## [Goal]
Copy the listing below line for line, with no changes at all.

# start of Record excerpts

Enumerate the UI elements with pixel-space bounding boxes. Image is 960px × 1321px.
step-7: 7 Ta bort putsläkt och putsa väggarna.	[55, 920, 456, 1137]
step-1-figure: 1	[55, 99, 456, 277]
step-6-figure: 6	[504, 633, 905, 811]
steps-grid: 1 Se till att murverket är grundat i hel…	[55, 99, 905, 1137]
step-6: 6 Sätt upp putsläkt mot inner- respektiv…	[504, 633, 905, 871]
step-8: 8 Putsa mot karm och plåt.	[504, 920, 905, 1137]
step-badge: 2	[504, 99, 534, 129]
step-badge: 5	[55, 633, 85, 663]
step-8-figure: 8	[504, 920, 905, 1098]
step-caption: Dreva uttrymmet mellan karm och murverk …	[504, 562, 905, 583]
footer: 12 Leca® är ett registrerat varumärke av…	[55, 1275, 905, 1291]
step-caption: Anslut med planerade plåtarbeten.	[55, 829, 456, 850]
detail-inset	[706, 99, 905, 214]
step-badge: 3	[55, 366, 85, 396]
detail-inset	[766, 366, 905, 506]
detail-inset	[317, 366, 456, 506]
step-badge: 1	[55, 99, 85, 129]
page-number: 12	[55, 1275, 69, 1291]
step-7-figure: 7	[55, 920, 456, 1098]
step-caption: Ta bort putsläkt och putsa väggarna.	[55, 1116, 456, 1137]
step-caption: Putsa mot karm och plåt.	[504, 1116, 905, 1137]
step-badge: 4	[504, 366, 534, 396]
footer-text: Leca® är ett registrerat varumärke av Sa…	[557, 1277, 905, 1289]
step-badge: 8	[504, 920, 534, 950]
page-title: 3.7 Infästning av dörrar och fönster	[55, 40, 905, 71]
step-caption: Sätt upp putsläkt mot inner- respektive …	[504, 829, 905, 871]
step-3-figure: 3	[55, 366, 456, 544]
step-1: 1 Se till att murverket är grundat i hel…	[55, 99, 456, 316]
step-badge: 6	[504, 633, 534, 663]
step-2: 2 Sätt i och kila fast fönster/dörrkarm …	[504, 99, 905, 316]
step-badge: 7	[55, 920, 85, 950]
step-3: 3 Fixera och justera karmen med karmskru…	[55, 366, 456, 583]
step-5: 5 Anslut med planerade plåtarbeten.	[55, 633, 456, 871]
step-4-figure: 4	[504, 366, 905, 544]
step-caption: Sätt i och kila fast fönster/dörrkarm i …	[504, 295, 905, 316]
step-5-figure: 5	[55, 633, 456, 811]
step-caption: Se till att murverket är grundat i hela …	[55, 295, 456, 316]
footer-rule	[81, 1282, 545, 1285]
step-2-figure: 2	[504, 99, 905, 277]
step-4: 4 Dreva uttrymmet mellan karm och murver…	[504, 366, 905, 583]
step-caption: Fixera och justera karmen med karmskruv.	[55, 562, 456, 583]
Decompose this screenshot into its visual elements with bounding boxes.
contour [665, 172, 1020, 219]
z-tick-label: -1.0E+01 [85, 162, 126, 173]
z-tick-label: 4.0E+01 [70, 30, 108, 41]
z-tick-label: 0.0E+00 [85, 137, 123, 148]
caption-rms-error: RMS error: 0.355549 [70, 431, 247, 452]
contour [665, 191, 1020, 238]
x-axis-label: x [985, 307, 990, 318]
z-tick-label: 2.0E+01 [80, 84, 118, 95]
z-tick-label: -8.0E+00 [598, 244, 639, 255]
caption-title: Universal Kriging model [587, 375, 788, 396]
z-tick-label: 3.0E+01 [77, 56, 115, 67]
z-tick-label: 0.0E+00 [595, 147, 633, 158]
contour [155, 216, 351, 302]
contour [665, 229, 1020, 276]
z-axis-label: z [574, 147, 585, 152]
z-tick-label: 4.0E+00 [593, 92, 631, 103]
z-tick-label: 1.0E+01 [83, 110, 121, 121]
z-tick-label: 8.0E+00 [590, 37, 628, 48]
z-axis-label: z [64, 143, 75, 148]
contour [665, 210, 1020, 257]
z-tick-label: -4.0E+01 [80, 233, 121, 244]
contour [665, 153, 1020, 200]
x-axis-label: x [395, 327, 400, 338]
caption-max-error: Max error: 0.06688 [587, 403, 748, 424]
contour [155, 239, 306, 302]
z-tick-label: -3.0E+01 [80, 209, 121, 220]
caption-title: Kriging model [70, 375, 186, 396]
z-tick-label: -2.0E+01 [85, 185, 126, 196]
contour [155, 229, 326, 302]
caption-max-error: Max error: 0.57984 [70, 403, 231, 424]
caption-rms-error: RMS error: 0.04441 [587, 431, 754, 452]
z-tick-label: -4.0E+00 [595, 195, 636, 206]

# end of Record excerpts

## [Answer for this exercise]
Enumerate the UI elements with pixel-space bounding boxes. Image is 960px × 1321px.
step-7: 7 Ta bort putsläkt och putsa väggarna.	[55, 920, 456, 1137]
step-1-figure: 1	[55, 99, 456, 277]
step-6-figure: 6	[504, 633, 905, 811]
steps-grid: 1 Se till att murverket är grundat i hel…	[55, 99, 905, 1137]
step-6: 6 Sätt upp putsläkt mot inner- respektiv…	[504, 633, 905, 871]
step-8: 8 Putsa mot karm och plåt.	[504, 920, 905, 1137]
step-badge: 2	[504, 99, 534, 129]
step-badge: 5	[55, 633, 85, 663]
step-8-figure: 8	[504, 920, 905, 1098]
step-caption: Dreva uttrymmet mellan karm och murverk …	[504, 562, 905, 583]
footer: 12 Leca® är ett registrerat varumärke av…	[55, 1275, 905, 1291]
step-caption: Anslut med planerade plåtarbeten.	[55, 829, 456, 850]
detail-inset	[706, 99, 905, 214]
step-badge: 3	[55, 366, 85, 396]
detail-inset	[766, 366, 905, 506]
detail-inset	[317, 366, 456, 506]
step-badge: 1	[55, 99, 85, 129]
page-number: 12	[55, 1275, 69, 1291]
step-7-figure: 7	[55, 920, 456, 1098]
step-caption: Ta bort putsläkt och putsa väggarna.	[55, 1116, 456, 1137]
step-caption: Putsa mot karm och plåt.	[504, 1116, 905, 1137]
step-badge: 4	[504, 366, 534, 396]
footer-text: Leca® är ett registrerat varumärke av Sa…	[557, 1277, 905, 1289]
step-badge: 8	[504, 920, 534, 950]
page-title: 3.7 Infästning av dörrar och fönster	[55, 40, 905, 71]
step-caption: Sätt upp putsläkt mot inner- respektive …	[504, 829, 905, 871]
step-3-figure: 3	[55, 366, 456, 544]
step-1: 1 Se till att murverket är grundat i hel…	[55, 99, 456, 316]
step-badge: 6	[504, 633, 534, 663]
step-2: 2 Sätt i och kila fast fönster/dörrkarm …	[504, 99, 905, 316]
step-badge: 7	[55, 920, 85, 950]
step-3: 3 Fixera och justera karmen med karmskru…	[55, 366, 456, 583]
step-5: 5 Anslut med planerade plåtarbeten.	[55, 633, 456, 871]
step-4-figure: 4	[504, 366, 905, 544]
step-caption: Sätt i och kila fast fönster/dörrkarm i …	[504, 295, 905, 316]
step-5-figure: 5	[55, 633, 456, 811]
step-caption: Se till att murverket är grundat i hela …	[55, 295, 456, 316]
footer-rule	[81, 1282, 545, 1285]
step-2-figure: 2	[504, 99, 905, 277]
step-4: 4 Dreva uttrymmet mellan karm och murver…	[504, 366, 905, 583]
step-caption: Fixera och justera karmen med karmskruv.	[55, 562, 456, 583]
Decompose this screenshot into its visual elements with bounding boxes.
contour [665, 172, 1020, 219]
z-tick-label: -1.0E+01 [85, 162, 126, 173]
z-tick-label: 4.0E+01 [70, 30, 108, 41]
z-tick-label: 0.0E+00 [85, 137, 123, 148]
caption-rms-error: RMS error: 0.355549 [70, 431, 247, 452]
contour [665, 191, 1020, 238]
x-axis-label: x [985, 307, 990, 318]
z-tick-label: 2.0E+01 [80, 84, 118, 95]
z-tick-label: -8.0E+00 [598, 244, 639, 255]
caption-title: Universal Kriging model [587, 375, 788, 396]
z-tick-label: 3.0E+01 [77, 56, 115, 67]
z-tick-label: 0.0E+00 [595, 147, 633, 158]
contour [155, 216, 351, 302]
contour [665, 229, 1020, 276]
z-axis-label: z [574, 147, 585, 152]
z-tick-label: 4.0E+00 [593, 92, 631, 103]
z-tick-label: 1.0E+01 [83, 110, 121, 121]
z-tick-label: 8.0E+00 [590, 37, 628, 48]
z-axis-label: z [64, 143, 75, 148]
contour [665, 210, 1020, 257]
z-tick-label: -4.0E+01 [80, 233, 121, 244]
contour [665, 153, 1020, 200]
x-axis-label: x [395, 327, 400, 338]
caption-max-error: Max error: 0.06688 [587, 403, 748, 424]
contour [155, 239, 306, 302]
z-tick-label: -3.0E+01 [80, 209, 121, 220]
caption-title: Kriging model [70, 375, 186, 396]
z-tick-label: -2.0E+01 [85, 185, 126, 196]
contour [155, 229, 326, 302]
caption-max-error: Max error: 0.57984 [70, 403, 231, 424]
caption-rms-error: RMS error: 0.04441 [587, 431, 754, 452]
z-tick-label: -4.0E+00 [595, 195, 636, 206]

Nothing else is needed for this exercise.